▸ GIVEN TASK
List every line of the listing below that contains the string "test". Case matters.

▸ INPUT MATERIAL
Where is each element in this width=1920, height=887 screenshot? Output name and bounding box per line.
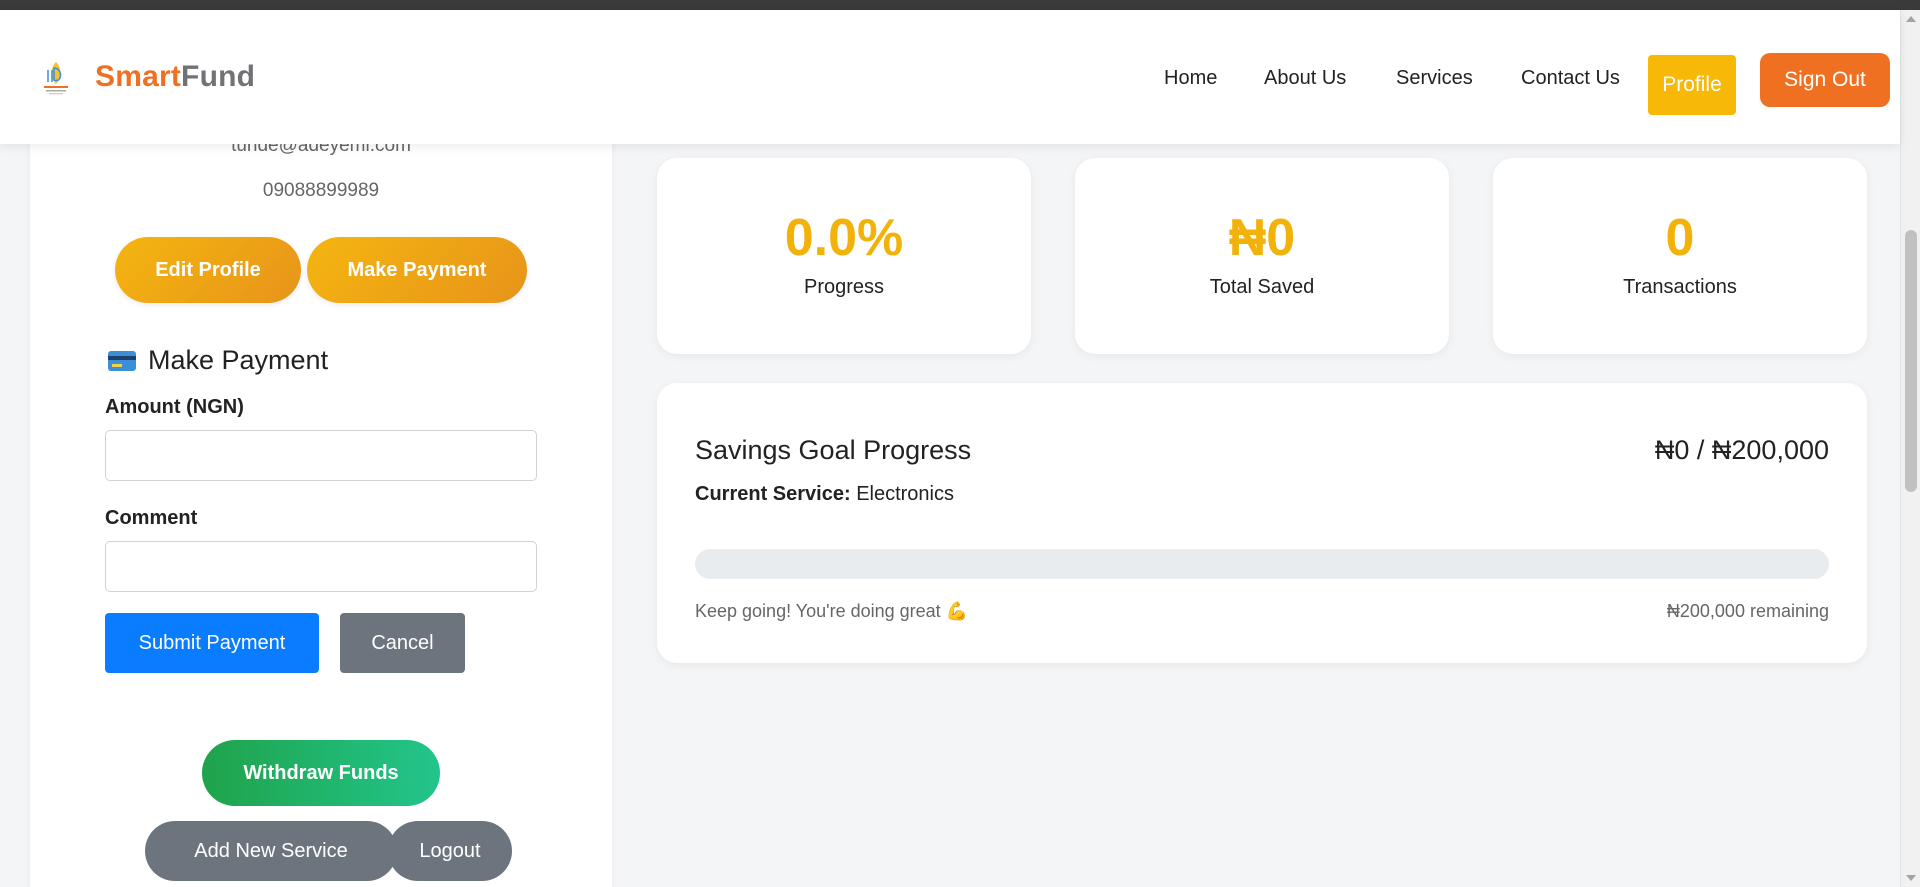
comment-label: Comment — [105, 507, 198, 529]
withdraw-funds-button[interactable]: Withdraw Funds — [202, 740, 440, 806]
nav-link-services[interactable]: Services — [1396, 67, 1473, 90]
stat-value-total-saved: ₦0 — [1228, 209, 1296, 267]
browser-top-strip — [0, 0, 1920, 10]
goal-remaining-amount: ₦200,000 remaining — [1666, 601, 1829, 621]
comment-input[interactable] — [105, 541, 537, 592]
edit-profile-button[interactable]: Edit Profile — [115, 237, 301, 303]
nav-link-contact-us[interactable]: Contact Us — [1521, 67, 1620, 90]
logout-button[interactable]: Logout — [388, 821, 512, 881]
credit-card-icon — [108, 350, 136, 371]
make-payment-button[interactable]: Make Payment — [307, 237, 527, 303]
nav-link-home[interactable]: Home — [1164, 67, 1217, 90]
goal-progress-bar — [695, 549, 1829, 579]
amount-input[interactable] — [105, 430, 537, 481]
stat-card-progress: 0.0% Progress — [657, 158, 1031, 354]
brand-part-smart: Smart — [95, 60, 182, 93]
current-service-value: Electronics — [856, 483, 954, 505]
page-scrollbar[interactable] — [1900, 10, 1920, 887]
scroll-down-arrow-icon[interactable] — [1906, 875, 1916, 881]
scrollbar-thumb[interactable] — [1905, 230, 1917, 492]
sign-out-button[interactable]: Sign Out — [1760, 53, 1890, 107]
payment-form-title: Make Payment — [108, 345, 328, 376]
navbar: SmartFund Home About Us Services Contact… — [0, 10, 1900, 144]
stat-label-transactions: Transactions — [1623, 276, 1737, 298]
goal-encouragement-note: Keep going! You're doing great 💪 — [695, 601, 969, 621]
submit-payment-button[interactable]: Submit Payment — [105, 613, 319, 673]
amount-label: Amount (NGN) — [105, 396, 244, 418]
goal-title: Savings Goal Progress — [695, 435, 972, 465]
logo-icon — [44, 62, 68, 95]
stat-label-total-saved: Total Saved — [1209, 276, 1315, 298]
savings-goal-card: Savings Goal Progress ₦0 / ₦200,000 Curr… — [657, 383, 1867, 663]
brand-name[interactable]: SmartFund — [95, 60, 255, 94]
scroll-up-arrow-icon[interactable] — [1906, 16, 1916, 22]
profile-button[interactable]: Profile — [1648, 55, 1736, 115]
stat-card-transactions: 0 Transactions — [1493, 158, 1867, 354]
goal-amount: ₦0 / ₦200,000 — [1654, 435, 1829, 465]
stat-value-transactions: 0 — [1665, 209, 1695, 267]
nav-link-about-us[interactable]: About Us — [1264, 67, 1346, 90]
current-service: Current Service: Electronics — [695, 483, 954, 506]
stat-label-progress: Progress — [803, 276, 885, 298]
user-phone: 09088899989 — [262, 180, 380, 201]
payment-form-title-text: Make Payment — [148, 345, 329, 375]
stat-value-progress: 0.0% — [784, 209, 904, 267]
stat-card-total-saved: ₦0 Total Saved — [1075, 158, 1449, 354]
cancel-button[interactable]: Cancel — [340, 613, 465, 673]
current-service-label: Current Service: — [695, 483, 851, 505]
brand-part-fund: Fund — [181, 60, 256, 93]
profile-sidebar: tunde@adeyemi.com 09088899989 Edit Profi… — [30, 120, 612, 887]
add-new-service-button[interactable]: Add New Service — [145, 821, 397, 881]
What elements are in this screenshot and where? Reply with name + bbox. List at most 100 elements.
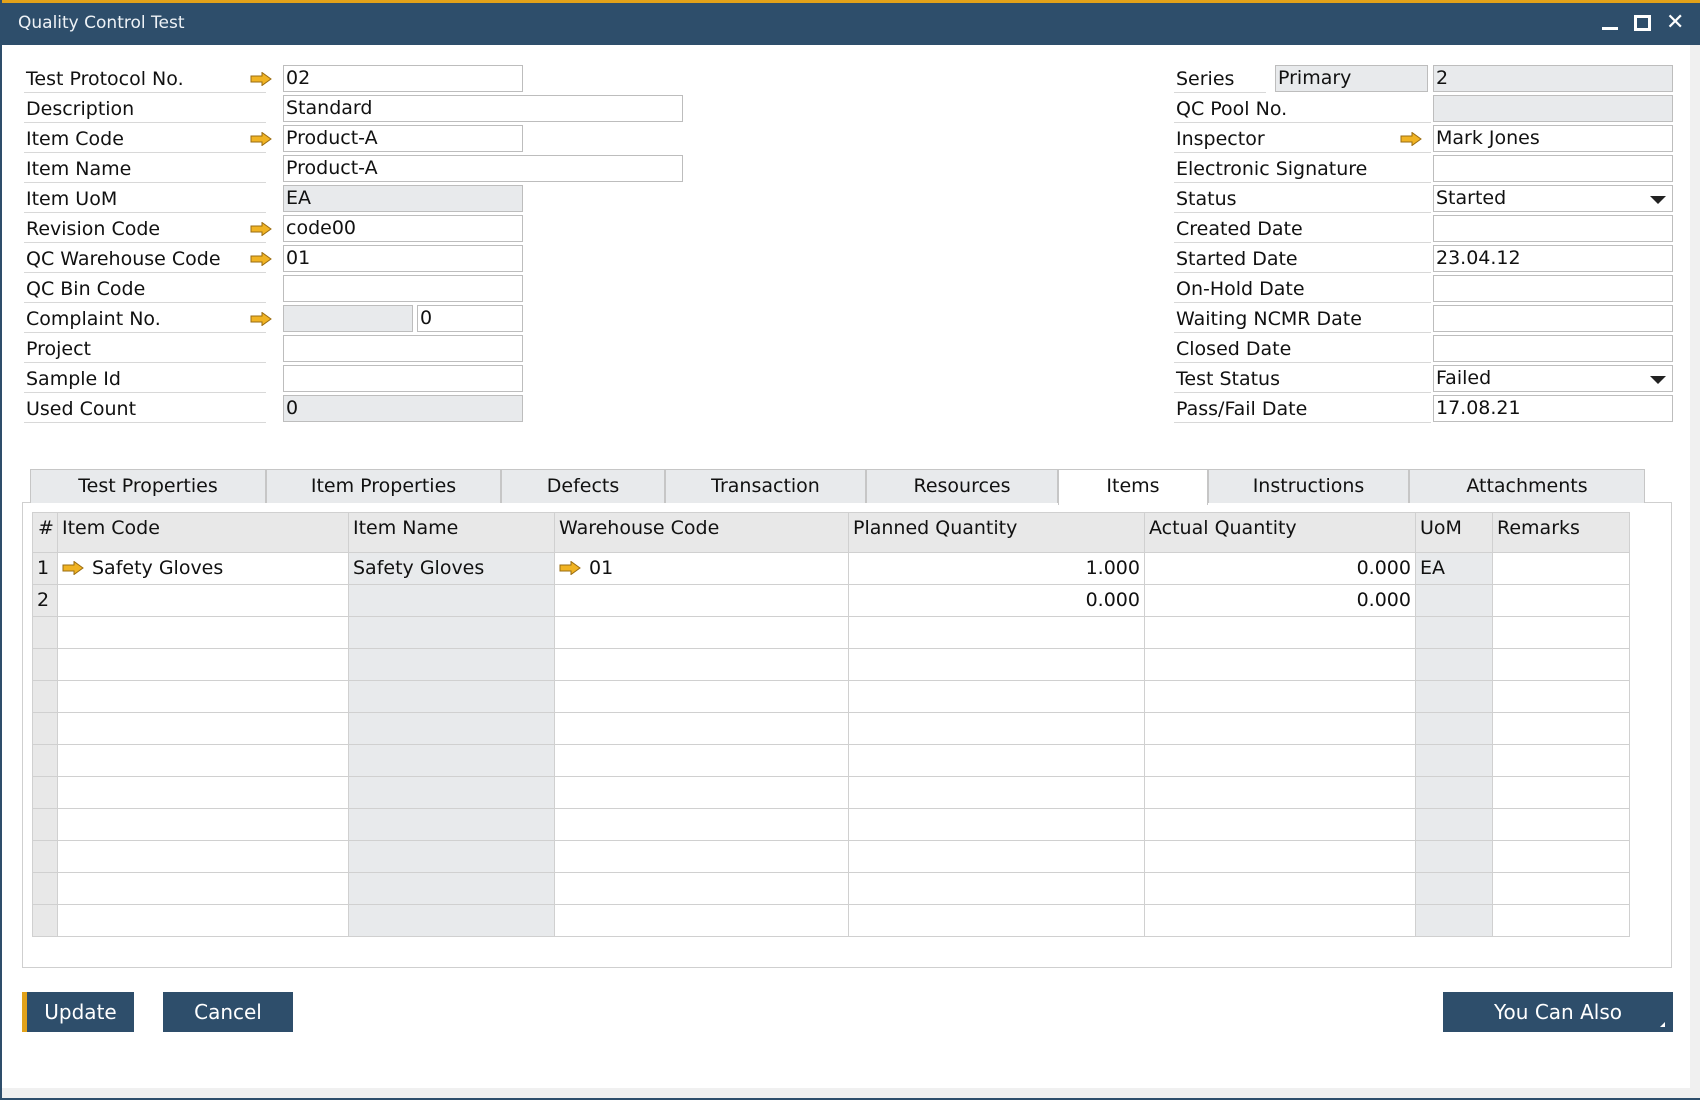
- created-date-field[interactable]: [1433, 215, 1673, 242]
- electronic-signature-field[interactable]: [1433, 155, 1673, 182]
- cell-item-code[interactable]: [58, 585, 349, 617]
- cell-item-code[interactable]: [58, 681, 349, 713]
- waiting-ncmr-date-field[interactable]: [1433, 305, 1673, 332]
- cell-planned-quantity[interactable]: [849, 713, 1145, 745]
- item-name-field[interactable]: Product-A: [283, 155, 683, 182]
- cell-actual-quantity[interactable]: [1145, 841, 1416, 873]
- cell-item-code[interactable]: [58, 841, 349, 873]
- started-date-field[interactable]: 23.04.12: [1433, 245, 1673, 272]
- cell-warehouse-code[interactable]: [555, 905, 849, 937]
- cell-item-name[interactable]: [349, 745, 555, 777]
- cell-uom[interactable]: [1416, 841, 1493, 873]
- cell-uom[interactable]: [1416, 873, 1493, 905]
- tab-resources[interactable]: Resources: [866, 469, 1058, 503]
- link-arrow-icon[interactable]: [250, 131, 272, 147]
- cell-actual-quantity[interactable]: [1145, 617, 1416, 649]
- cell-uom[interactable]: [1416, 905, 1493, 937]
- link-arrow-icon[interactable]: [250, 311, 272, 327]
- cell-remarks[interactable]: [1493, 841, 1630, 873]
- used-count-field[interactable]: 0: [283, 395, 523, 422]
- cell-item-name[interactable]: [349, 617, 555, 649]
- cell-item-name[interactable]: [349, 585, 555, 617]
- test-protocol-no-field[interactable]: 02: [283, 65, 523, 92]
- cell-warehouse-code[interactable]: 01: [555, 553, 849, 585]
- cell-item-code[interactable]: [58, 809, 349, 841]
- cell-uom[interactable]: EA: [1416, 553, 1493, 585]
- cell-planned-quantity[interactable]: [849, 745, 1145, 777]
- cell-actual-quantity[interactable]: [1145, 777, 1416, 809]
- test-status-dropdown[interactable]: Failed: [1433, 365, 1673, 392]
- status-dropdown[interactable]: Started: [1433, 185, 1673, 212]
- cell-item-name[interactable]: [349, 681, 555, 713]
- cell-item-name[interactable]: [349, 777, 555, 809]
- cell-remarks[interactable]: [1493, 809, 1630, 841]
- cell-actual-quantity[interactable]: [1145, 681, 1416, 713]
- cell-planned-quantity[interactable]: [849, 905, 1145, 937]
- cell-planned-quantity[interactable]: [849, 777, 1145, 809]
- document-number-field[interactable]: 2: [1433, 65, 1673, 92]
- chevron-down-icon[interactable]: [1650, 196, 1666, 204]
- cell-warehouse-code[interactable]: [555, 809, 849, 841]
- cell-item-name[interactable]: [349, 713, 555, 745]
- cell-planned-quantity[interactable]: [849, 681, 1145, 713]
- cell-actual-quantity[interactable]: [1145, 873, 1416, 905]
- cell-warehouse-code[interactable]: [555, 681, 849, 713]
- update-button[interactable]: Update: [22, 992, 134, 1032]
- on-hold-date-field[interactable]: [1433, 275, 1673, 302]
- cell-item-name[interactable]: Safety Gloves: [349, 553, 555, 585]
- complaint-no-field[interactable]: [283, 305, 413, 332]
- cell-planned-quantity[interactable]: [849, 649, 1145, 681]
- column-header-item-code[interactable]: Item Code: [58, 512, 349, 553]
- cell-uom[interactable]: [1416, 617, 1493, 649]
- tab-test-properties[interactable]: Test Properties: [30, 469, 266, 503]
- cell-warehouse-code[interactable]: [555, 585, 849, 617]
- cell-item-code[interactable]: Safety Gloves: [58, 553, 349, 585]
- cell-planned-quantity[interactable]: [849, 809, 1145, 841]
- cell-remarks[interactable]: [1493, 777, 1630, 809]
- cell-remarks[interactable]: [1493, 713, 1630, 745]
- cell-remarks[interactable]: [1493, 617, 1630, 649]
- cell-item-code[interactable]: [58, 905, 349, 937]
- cell-remarks[interactable]: [1493, 553, 1630, 585]
- cell-uom[interactable]: [1416, 713, 1493, 745]
- series-select[interactable]: Primary: [1275, 65, 1428, 92]
- cell-uom[interactable]: [1416, 809, 1493, 841]
- cell-warehouse-code[interactable]: [555, 873, 849, 905]
- cell-item-code[interactable]: [58, 649, 349, 681]
- cell-item-name[interactable]: [349, 905, 555, 937]
- column-header-actual-quantity[interactable]: Actual Quantity: [1145, 512, 1416, 553]
- cell-item-code[interactable]: [58, 713, 349, 745]
- you-can-also-button[interactable]: You Can Also: [1443, 992, 1673, 1032]
- cell-planned-quantity[interactable]: [849, 873, 1145, 905]
- cell-item-name[interactable]: [349, 649, 555, 681]
- item-uom-field[interactable]: EA: [283, 185, 523, 212]
- cell-item-code[interactable]: [58, 873, 349, 905]
- column-header-planned-quantity[interactable]: Planned Quantity: [849, 512, 1145, 553]
- column-header-row-number[interactable]: #: [32, 512, 58, 553]
- closed-date-field[interactable]: [1433, 335, 1673, 362]
- cell-warehouse-code[interactable]: [555, 713, 849, 745]
- qc-warehouse-code-field[interactable]: 01: [283, 245, 523, 272]
- tab-defects[interactable]: Defects: [501, 469, 665, 503]
- link-arrow-icon[interactable]: [1400, 131, 1422, 147]
- cell-warehouse-code[interactable]: [555, 649, 849, 681]
- qc-pool-no-field[interactable]: [1433, 95, 1673, 122]
- link-arrow-icon[interactable]: [62, 558, 84, 580]
- minimize-icon[interactable]: [1602, 11, 1618, 30]
- cell-remarks[interactable]: [1493, 585, 1630, 617]
- link-arrow-icon[interactable]: [559, 558, 581, 580]
- cell-remarks[interactable]: [1493, 873, 1630, 905]
- cell-planned-quantity[interactable]: [849, 617, 1145, 649]
- cell-warehouse-code[interactable]: [555, 777, 849, 809]
- cell-warehouse-code[interactable]: [555, 841, 849, 873]
- tab-items[interactable]: Items: [1058, 469, 1208, 505]
- item-code-field[interactable]: Product-A: [283, 125, 523, 152]
- maximize-icon[interactable]: [1634, 11, 1651, 31]
- cell-uom[interactable]: [1416, 745, 1493, 777]
- link-arrow-icon[interactable]: [250, 251, 272, 267]
- cell-planned-quantity[interactable]: [849, 841, 1145, 873]
- tab-transaction[interactable]: Transaction: [665, 469, 866, 503]
- description-field[interactable]: Standard: [283, 95, 683, 122]
- revision-code-field[interactable]: code00: [283, 215, 523, 242]
- column-header-remarks[interactable]: Remarks: [1493, 512, 1630, 553]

▸ REPLY TO THE TASK
- test-protocol-no-field[interactable]: 02: [283, 65, 523, 92]
- test-status-dropdown[interactable]: Failed: [1433, 365, 1673, 392]
- tab-test-properties[interactable]: Test Properties: [30, 469, 266, 503]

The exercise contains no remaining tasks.